> **Request A**
Reproduce the stretch of the Ishaan Nair interview from "Amidst the chaos, you" through "into a book?".
> **Request B**
According to the Ishaan Nair interview, what was his first gig as a photographer?

━━ Given passage

Interview by Eidia Amin.
Most of us are “Instagram” folk. We love the “hashtags,” the number of likes, and the increasing number of followers. Well, I signed up for the ride myself a few months ago. This subscription was not an act based on the dire need to start posting images, but credible to a completely different curiosity. On a particularly bland NYC evening (Yes, there are times when you cannot find anything to do in this place.), I found myself scanning through an Instagram profile belonging to a particular Bollywood star. I have seen thousands of photographs of this star; however, her Instagram images were personal. My reaction: “Oh my god! She has an awesome coffee table.” Alright, maybe it was a little more than just that. Arriving to the point, there was a particular photograph (the Instagram post was a screenshot of the actual image) of the individual that was in complete contrast to most of her posts. Surpassing the notion of “celebrity,” this image transcribed itself with a specific mentality. This mentality belongs to Mumbai-based photographer, Ishaan Nair. Ishaan Nair has photographed a wide array of Bollywood celebrities, spanning the genres of commercial, editorial, and personal projects. I had the privilege of learning about Ishaan’s journey in photography, as he shared his thoughts on initial struggles, success, the print industry, and his future ambitions.
You have described yourself as a “photographer: a boy with a camera who got lucky.” How did this happen?
My life has unfolded rather serendipitously, a comedy of errors of sorts. Always been in the wrong place, at the right time. I took a picture of the wrong girl backstage, and got yelled at. Used whatever little charm I had, stuttering, “but you look beautiful,” and was dragged to head of PR for MAC Cosmetics, Dubai. Landing my first gig as resident photographer for MAC Cosmetics, covering backstage in India. I haven’t looked back since. Also, I’ve been very fortunate encountering almost “patron- like” friends [like film journalist and screenwriter Sukanya Venkat] who believe in the voice of my work, and spend a lot of their energy circulating my images. I make it sound easy, but there were many years of baby portraits, silly events, and socialite party documentation. Before I got where I am now, it was hard work, but that’s just how life unfolds itself.
Amidst the chaos, you tend to capture some really stagnant, yet almost tensed moments. What are the circumstances during those events? Have you considered compiling the work into a book?

━━━━
━━ Items

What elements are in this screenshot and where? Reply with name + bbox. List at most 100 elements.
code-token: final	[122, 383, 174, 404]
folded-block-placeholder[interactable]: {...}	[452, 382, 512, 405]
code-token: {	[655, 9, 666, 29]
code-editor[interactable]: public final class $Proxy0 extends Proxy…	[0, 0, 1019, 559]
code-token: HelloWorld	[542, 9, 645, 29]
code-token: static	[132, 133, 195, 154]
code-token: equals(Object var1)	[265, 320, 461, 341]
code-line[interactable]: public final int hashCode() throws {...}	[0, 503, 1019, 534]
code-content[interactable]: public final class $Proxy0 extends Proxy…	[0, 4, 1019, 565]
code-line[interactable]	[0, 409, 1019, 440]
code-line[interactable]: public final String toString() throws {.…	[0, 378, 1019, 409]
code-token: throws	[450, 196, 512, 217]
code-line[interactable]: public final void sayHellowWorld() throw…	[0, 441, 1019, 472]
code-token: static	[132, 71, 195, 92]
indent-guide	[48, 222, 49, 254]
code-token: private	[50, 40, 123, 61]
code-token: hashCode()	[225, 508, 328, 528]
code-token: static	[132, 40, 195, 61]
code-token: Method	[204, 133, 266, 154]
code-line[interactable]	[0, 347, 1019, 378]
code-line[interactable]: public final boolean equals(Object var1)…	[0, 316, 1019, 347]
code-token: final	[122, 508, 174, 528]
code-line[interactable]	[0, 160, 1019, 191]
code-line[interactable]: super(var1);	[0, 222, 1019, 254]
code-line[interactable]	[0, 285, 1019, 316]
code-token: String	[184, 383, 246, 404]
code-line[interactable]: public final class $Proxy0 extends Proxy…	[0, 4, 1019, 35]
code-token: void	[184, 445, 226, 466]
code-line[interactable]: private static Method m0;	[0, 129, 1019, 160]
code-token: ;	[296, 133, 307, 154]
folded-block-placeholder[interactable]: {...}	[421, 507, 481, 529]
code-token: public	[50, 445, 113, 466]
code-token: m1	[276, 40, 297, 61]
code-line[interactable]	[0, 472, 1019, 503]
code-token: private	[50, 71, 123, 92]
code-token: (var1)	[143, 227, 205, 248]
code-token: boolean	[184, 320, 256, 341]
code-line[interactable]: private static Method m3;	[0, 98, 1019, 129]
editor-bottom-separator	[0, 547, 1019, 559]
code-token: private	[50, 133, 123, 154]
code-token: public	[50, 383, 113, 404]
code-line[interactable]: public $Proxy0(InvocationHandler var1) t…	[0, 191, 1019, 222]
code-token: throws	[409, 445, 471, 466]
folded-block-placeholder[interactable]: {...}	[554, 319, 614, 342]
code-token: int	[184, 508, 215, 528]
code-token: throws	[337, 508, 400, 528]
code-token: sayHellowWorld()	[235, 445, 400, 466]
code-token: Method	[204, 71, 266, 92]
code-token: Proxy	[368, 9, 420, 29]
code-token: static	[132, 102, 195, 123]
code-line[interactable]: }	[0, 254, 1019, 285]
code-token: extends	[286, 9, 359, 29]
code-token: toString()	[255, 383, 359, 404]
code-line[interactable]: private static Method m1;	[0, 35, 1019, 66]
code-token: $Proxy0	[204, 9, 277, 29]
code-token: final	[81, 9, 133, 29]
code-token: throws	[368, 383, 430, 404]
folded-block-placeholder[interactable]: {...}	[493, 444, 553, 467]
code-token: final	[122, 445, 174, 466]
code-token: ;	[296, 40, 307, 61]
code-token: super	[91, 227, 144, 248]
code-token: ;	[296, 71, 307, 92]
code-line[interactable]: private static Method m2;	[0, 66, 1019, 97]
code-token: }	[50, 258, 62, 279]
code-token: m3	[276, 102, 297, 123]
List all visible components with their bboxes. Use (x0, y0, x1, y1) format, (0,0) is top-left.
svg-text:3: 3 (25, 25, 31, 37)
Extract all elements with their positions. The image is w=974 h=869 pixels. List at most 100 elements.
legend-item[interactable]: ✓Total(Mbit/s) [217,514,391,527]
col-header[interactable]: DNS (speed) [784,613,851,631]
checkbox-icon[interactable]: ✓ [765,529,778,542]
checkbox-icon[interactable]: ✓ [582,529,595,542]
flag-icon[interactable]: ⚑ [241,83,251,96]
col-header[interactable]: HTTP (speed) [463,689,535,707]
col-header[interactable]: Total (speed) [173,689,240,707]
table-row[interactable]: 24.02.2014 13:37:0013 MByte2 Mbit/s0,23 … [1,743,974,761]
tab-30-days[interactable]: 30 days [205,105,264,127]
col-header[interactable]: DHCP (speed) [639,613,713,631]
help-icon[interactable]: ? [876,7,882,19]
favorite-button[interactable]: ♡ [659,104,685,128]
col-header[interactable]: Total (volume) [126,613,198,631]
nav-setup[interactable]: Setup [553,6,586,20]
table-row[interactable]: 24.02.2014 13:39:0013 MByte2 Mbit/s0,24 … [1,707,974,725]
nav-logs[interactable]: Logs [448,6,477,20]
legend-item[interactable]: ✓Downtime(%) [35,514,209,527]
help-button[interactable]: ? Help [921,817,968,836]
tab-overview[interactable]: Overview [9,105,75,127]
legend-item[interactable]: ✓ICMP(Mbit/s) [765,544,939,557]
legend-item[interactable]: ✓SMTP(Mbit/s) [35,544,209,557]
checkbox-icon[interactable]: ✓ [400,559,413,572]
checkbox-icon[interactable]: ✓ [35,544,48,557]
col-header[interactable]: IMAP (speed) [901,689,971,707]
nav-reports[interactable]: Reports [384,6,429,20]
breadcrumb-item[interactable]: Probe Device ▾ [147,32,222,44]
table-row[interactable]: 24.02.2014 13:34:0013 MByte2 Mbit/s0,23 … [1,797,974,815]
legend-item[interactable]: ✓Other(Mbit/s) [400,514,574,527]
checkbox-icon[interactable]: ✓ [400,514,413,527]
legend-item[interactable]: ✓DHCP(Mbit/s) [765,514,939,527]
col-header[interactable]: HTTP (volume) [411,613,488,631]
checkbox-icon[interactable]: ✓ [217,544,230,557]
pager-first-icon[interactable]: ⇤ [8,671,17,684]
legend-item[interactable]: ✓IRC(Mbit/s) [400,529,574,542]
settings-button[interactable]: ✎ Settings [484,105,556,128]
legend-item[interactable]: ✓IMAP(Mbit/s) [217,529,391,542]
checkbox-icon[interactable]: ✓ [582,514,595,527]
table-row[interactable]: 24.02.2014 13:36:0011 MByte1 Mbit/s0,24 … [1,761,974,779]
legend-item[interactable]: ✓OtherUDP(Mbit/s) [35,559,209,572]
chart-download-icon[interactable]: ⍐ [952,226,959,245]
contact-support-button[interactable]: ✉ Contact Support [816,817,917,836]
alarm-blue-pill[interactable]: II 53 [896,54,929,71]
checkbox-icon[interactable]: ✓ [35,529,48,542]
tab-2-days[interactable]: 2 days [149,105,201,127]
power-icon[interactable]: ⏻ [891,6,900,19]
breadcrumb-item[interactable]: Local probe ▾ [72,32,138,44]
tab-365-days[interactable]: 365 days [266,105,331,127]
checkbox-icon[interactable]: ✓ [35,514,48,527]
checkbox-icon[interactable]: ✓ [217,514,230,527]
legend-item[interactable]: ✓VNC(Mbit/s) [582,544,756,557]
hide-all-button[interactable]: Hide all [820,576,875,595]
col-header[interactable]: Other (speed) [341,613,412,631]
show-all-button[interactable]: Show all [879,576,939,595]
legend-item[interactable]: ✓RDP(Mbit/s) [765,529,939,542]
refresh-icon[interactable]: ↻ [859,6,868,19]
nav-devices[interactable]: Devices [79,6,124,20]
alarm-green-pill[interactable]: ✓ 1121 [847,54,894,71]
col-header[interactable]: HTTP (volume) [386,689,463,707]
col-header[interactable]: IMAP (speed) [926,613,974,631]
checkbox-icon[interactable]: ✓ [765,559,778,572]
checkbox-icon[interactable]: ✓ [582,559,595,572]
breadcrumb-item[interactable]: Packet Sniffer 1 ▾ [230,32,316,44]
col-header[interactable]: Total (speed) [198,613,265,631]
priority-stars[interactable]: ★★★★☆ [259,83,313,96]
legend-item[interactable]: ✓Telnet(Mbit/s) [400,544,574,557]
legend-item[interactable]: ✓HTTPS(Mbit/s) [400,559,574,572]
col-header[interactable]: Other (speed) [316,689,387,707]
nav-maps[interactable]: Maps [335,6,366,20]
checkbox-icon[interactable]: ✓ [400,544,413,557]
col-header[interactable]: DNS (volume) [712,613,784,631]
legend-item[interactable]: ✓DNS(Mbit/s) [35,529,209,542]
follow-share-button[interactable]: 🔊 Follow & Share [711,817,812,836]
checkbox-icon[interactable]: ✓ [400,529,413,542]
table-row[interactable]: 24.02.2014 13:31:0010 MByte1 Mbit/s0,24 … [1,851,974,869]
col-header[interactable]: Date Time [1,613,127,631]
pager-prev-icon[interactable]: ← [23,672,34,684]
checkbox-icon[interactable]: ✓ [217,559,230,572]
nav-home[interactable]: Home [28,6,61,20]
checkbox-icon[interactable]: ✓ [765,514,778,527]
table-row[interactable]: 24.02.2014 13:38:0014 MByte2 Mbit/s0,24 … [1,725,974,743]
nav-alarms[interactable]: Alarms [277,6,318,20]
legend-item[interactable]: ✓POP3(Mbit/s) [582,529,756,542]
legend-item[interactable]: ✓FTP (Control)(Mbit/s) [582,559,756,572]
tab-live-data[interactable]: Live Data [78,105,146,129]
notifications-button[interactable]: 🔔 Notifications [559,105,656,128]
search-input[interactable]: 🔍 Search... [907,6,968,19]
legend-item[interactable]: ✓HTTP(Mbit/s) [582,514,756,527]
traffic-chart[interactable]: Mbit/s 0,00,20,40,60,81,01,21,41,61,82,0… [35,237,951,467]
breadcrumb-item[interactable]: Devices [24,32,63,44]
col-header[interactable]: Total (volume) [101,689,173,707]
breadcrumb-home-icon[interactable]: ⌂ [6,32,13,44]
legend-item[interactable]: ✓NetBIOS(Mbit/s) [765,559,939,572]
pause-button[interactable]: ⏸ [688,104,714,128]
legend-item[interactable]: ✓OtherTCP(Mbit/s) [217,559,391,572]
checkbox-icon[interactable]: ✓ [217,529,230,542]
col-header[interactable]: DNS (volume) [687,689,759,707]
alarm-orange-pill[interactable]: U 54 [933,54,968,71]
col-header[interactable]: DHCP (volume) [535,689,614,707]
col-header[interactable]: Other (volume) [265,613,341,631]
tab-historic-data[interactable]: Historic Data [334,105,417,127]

━━━━

> **Expected answer A**
Amidst the chaos, you tend to capture some really stagnant, yet almost tensed moments. What are the circumstances during those events? Have you considered compiling the work into a book?

> **Expected answer B**
Resident photographer for MAC Cosmetics, covering backstage in India.